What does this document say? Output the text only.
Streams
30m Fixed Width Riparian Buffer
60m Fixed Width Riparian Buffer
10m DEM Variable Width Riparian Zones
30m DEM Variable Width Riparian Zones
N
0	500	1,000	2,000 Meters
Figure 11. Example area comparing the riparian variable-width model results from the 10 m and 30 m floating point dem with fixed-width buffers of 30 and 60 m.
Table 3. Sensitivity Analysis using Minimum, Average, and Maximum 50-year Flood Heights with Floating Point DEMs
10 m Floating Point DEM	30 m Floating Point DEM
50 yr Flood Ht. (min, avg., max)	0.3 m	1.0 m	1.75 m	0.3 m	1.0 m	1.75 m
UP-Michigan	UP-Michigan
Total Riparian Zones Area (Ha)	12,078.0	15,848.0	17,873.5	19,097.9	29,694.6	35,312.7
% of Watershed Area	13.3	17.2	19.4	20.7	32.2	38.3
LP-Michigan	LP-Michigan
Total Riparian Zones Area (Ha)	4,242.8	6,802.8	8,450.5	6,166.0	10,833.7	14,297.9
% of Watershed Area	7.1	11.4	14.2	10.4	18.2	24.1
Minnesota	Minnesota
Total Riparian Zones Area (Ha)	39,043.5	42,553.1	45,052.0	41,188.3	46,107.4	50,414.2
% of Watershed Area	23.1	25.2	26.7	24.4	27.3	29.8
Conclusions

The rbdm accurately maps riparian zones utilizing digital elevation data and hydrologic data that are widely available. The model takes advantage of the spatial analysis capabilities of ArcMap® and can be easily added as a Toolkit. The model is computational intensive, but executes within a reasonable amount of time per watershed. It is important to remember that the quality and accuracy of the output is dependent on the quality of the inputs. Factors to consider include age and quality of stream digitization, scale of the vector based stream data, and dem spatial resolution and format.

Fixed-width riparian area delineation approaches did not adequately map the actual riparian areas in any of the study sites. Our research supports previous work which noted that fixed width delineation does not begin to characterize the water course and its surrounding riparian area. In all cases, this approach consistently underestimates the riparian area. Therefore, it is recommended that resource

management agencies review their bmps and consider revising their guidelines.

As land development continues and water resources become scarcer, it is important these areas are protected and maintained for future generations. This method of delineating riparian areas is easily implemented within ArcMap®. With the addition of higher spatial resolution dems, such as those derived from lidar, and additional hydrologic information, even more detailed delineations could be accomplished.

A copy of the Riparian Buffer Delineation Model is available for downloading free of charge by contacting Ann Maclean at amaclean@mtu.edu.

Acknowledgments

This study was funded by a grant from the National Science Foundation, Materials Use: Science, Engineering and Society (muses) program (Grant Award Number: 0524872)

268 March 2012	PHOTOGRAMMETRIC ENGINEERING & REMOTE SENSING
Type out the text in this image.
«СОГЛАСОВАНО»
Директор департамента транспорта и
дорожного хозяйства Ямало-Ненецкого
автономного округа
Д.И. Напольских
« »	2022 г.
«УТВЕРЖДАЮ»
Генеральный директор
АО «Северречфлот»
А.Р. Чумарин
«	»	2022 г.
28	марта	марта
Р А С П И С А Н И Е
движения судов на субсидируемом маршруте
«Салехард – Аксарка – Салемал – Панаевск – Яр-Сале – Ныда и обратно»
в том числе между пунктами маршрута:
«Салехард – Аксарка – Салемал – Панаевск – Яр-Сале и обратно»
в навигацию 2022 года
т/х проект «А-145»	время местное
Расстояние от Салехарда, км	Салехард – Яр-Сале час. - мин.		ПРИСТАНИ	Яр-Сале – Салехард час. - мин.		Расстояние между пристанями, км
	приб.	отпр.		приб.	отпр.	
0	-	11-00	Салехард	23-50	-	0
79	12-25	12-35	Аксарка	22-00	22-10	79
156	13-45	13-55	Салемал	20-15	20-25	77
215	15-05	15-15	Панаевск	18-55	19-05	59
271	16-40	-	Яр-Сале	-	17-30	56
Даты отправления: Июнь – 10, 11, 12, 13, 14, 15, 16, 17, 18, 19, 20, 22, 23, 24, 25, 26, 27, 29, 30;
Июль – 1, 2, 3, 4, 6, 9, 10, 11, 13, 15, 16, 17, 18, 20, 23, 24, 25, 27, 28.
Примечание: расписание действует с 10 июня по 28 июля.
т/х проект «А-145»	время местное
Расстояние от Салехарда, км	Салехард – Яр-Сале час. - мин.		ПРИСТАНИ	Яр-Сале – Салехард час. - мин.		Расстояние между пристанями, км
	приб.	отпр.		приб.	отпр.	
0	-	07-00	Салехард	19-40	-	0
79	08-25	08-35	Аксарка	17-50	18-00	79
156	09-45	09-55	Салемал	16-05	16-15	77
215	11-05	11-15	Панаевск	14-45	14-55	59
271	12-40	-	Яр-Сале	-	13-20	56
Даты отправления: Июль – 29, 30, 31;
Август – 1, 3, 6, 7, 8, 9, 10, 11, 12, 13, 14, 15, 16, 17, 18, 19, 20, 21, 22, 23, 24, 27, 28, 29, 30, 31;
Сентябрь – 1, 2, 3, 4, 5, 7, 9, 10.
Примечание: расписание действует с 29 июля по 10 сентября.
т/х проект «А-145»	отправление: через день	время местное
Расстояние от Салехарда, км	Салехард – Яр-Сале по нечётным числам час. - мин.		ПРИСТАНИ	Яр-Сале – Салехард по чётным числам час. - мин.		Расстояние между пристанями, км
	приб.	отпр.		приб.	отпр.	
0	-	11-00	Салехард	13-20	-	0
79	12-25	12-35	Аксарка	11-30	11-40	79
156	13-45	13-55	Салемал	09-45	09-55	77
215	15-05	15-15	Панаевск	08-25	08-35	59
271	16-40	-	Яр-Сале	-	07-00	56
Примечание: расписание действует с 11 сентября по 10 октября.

- - - - -

Print all the data exactly.

What does this document say? Output the text only.
Streams
30m Fixed Width Riparian Buffer
60m Fixed Width Riparian Buffer
10m DEM Variable Width Riparian Zones
30m DEM Variable Width Riparian Zones
N
0	500	1,000	2,000 Meters
Figure 11. Example area comparing the riparian variable-width model results from the 10 m and 30 m floating point dem with fixed-width buffers of 30 and 60 m.
Table 3. Sensitivity Analysis using Minimum, Average, and Maximum 50-year Flood Heights with Floating Point DEMs
10 m Floating Point DEM	30 m Floating Point DEM
50 yr Flood Ht. (min, avg., max)	0.3 m	1.0 m	1.75 m	0.3 m	1.0 m	1.75 m
UP-Michigan	UP-Michigan
Total Riparian Zones Area (Ha)	12,078.0	15,848.0	17,873.5	19,097.9	29,694.6	35,312.7
% of Watershed Area	13.3	17.2	19.4	20.7	32.2	38.3
LP-Michigan	LP-Michigan
Total Riparian Zones Area (Ha)	4,242.8	6,802.8	8,450.5	6,166.0	10,833.7	14,297.9
% of Watershed Area	7.1	11.4	14.2	10.4	18.2	24.1
Minnesota	Minnesota
Total Riparian Zones Area (Ha)	39,043.5	42,553.1	45,052.0	41,188.3	46,107.4	50,414.2
% of Watershed Area	23.1	25.2	26.7	24.4	27.3	29.8
Conclusions

The rbdm accurately maps riparian zones utilizing digital elevation data and hydrologic data that are widely available. The model takes advantage of the spatial analysis capabilities of ArcMap® and can be easily added as a Toolkit. The model is computational intensive, but executes within a reasonable amount of time per watershed. It is important to remember that the quality and accuracy of the output is dependent on the quality of the inputs. Factors to consider include age and quality of stream digitization, scale of the vector based stream data, and dem spatial resolution and format.

Fixed-width riparian area delineation approaches did not adequately map the actual riparian areas in any of the study sites. Our research supports previous work which noted that fixed width delineation does not begin to characterize the water course and its surrounding riparian area. In all cases, this approach consistently underestimates the riparian area. Therefore, it is recommended that resource

management agencies review their bmps and consider revising their guidelines.

As land development continues and water resources become scarcer, it is important these areas are protected and maintained for future generations. This method of delineating riparian areas is easily implemented within ArcMap®. With the addition of higher spatial resolution dems, such as those derived from lidar, and additional hydrologic information, even more detailed delineations could be accomplished.

A copy of the Riparian Buffer Delineation Model is available for downloading free of charge by contacting Ann Maclean at amaclean@mtu.edu.

Acknowledgments

This study was funded by a grant from the National Science Foundation, Materials Use: Science, Engineering and Society (muses) program (Grant Award Number: 0524872)

268 March 2012	PHOTOGRAMMETRIC ENGINEERING & REMOTE SENSING
Type out the text in this image.
«СОГЛАСОВАНО»
Директор департамента транспорта и
дорожного хозяйства Ямало-Ненецкого
автономного округа
Д.И. Напольских
« »	2022 г.
«УТВЕРЖДАЮ»
Генеральный директор
АО «Северречфлот»
А.Р. Чумарин
«	»	2022 г.
28	марта	марта
Р А С П И С А Н И Е
движения судов на субсидируемом маршруте
«Салехард – Аксарка – Салемал – Панаевск – Яр-Сале – Ныда и обратно»
в том числе между пунктами маршрута:
«Салехард – Аксарка – Салемал – Панаевск – Яр-Сале и обратно»
в навигацию 2022 года
т/х проект «А-145»	время местное
Расстояние от Салехарда, км	Салехард – Яр-Сале час. - мин.		ПРИСТАНИ	Яр-Сале – Салехард час. - мин.		Расстояние между пристанями, км
	приб.	отпр.		приб.	отпр.	
0	-	11-00	Салехард	23-50	-	0
79	12-25	12-35	Аксарка	22-00	22-10	79
156	13-45	13-55	Салемал	20-15	20-25	77
215	15-05	15-15	Панаевск	18-55	19-05	59
271	16-40	-	Яр-Сале	-	17-30	56
Даты отправления: Июнь – 10, 11, 12, 13, 14, 15, 16, 17, 18, 19, 20, 22, 23, 24, 25, 26, 27, 29, 30;
Июль – 1, 2, 3, 4, 6, 9, 10, 11, 13, 15, 16, 17, 18, 20, 23, 24, 25, 27, 28.
Примечание: расписание действует с 10 июня по 28 июля.
т/х проект «А-145»	время местное
Расстояние от Салехарда, км	Салехард – Яр-Сале час. - мин.		ПРИСТАНИ	Яр-Сале – Салехард час. - мин.		Расстояние между пристанями, км
	приб.	отпр.		приб.	отпр.	
0	-	07-00	Салехард	19-40	-	0
79	08-25	08-35	Аксарка	17-50	18-00	79
156	09-45	09-55	Салемал	16-05	16-15	77
215	11-05	11-15	Панаевск	14-45	14-55	59
271	12-40	-	Яр-Сале	-	13-20	56
Даты отправления: Июль – 29, 30, 31;
Август – 1, 3, 6, 7, 8, 9, 10, 11, 12, 13, 14, 15, 16, 17, 18, 19, 20, 21, 22, 23, 24, 27, 28, 29, 30, 31;
Сентябрь – 1, 2, 3, 4, 5, 7, 9, 10.
Примечание: расписание действует с 29 июля по 10 сентября.
т/х проект «А-145»	отправление: через день	время местное
Расстояние от Салехарда, км	Салехард – Яр-Сале по нечётным числам час. - мин.		ПРИСТАНИ	Яр-Сале – Салехард по чётным числам час. - мин.		Расстояние между пристанями, км
	приб.	отпр.		приб.	отпр.	
0	-	11-00	Салехард	13-20	-	0
79	12-25	12-35	Аксарка	11-30	11-40	79
156	13-45	13-55	Салемал	09-45	09-55	77
215	15-05	15-15	Панаевск	08-25	08-35	59
271	16-40	-	Яр-Сале	-	07-00	56
Примечание: расписание действует с 11 сентября по 10 октября.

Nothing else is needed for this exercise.